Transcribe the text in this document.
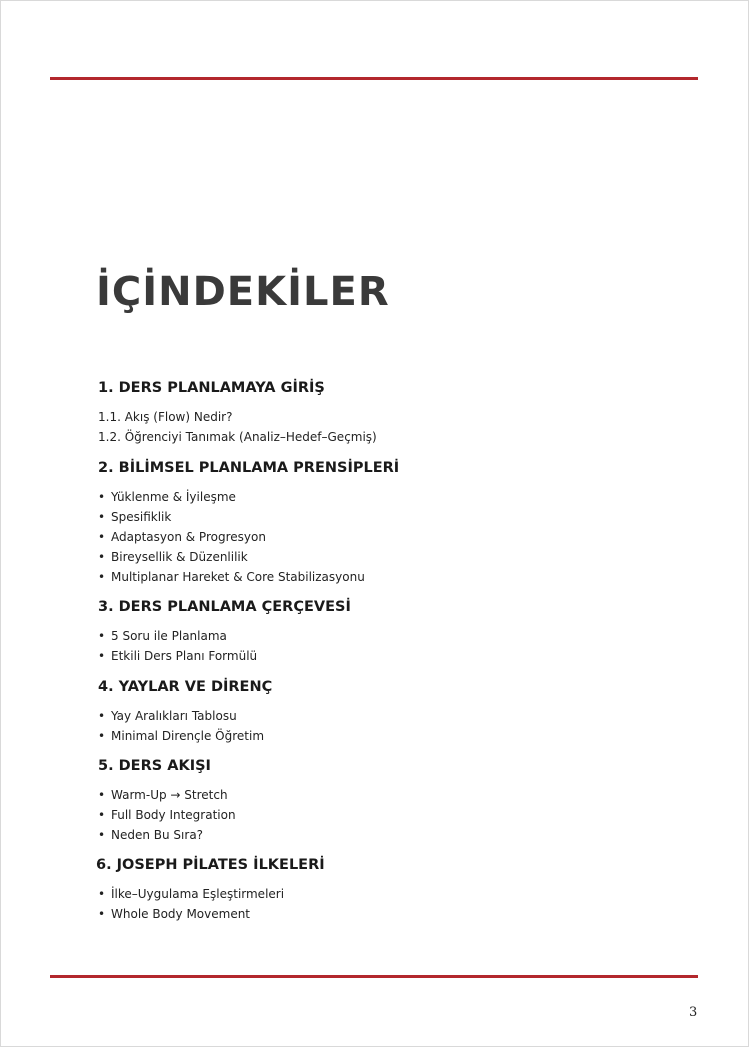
İÇİNDEKİLER
1. DERS PLANLAMAYA GİRİŞ
1.1. Akış (Flow) Nedir?
1.2. Öğrenciyi Tanımak (Analiz–Hedef–Geçmiş)
2. BİLİMSEL PLANLAMA PRENSİPLERİ
• Yüklenme & İyileşme
• Spesifiklik
• Adaptasyon & Progresyon
• Bireysellik & Düzenlilik
• Multiplanar Hareket & Core Stabilizasyonu
3. DERS PLANLAMA ÇERÇEVESİ
• 5 Soru ile Planlama
• Etkili Ders Planı Formülü
4. YAYLAR VE DİRENÇ
• Yay Aralıkları Tablosu
• Minimal Dirençle Öğretim
5. DERS AKIŞI
• Warm-Up → Stretch
• Full Body Integration
• Neden Bu Sıra?
6. JOSEPH PİLATES İLKELERİ
• İlke–Uygulama Eşleştirmeleri
• Whole Body Movement
3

***

→ **AIM**
Write out every line of the entries that holds the word "Body".

→ **TASK ANSWER**
• Full Body Integration
• Whole Body Movement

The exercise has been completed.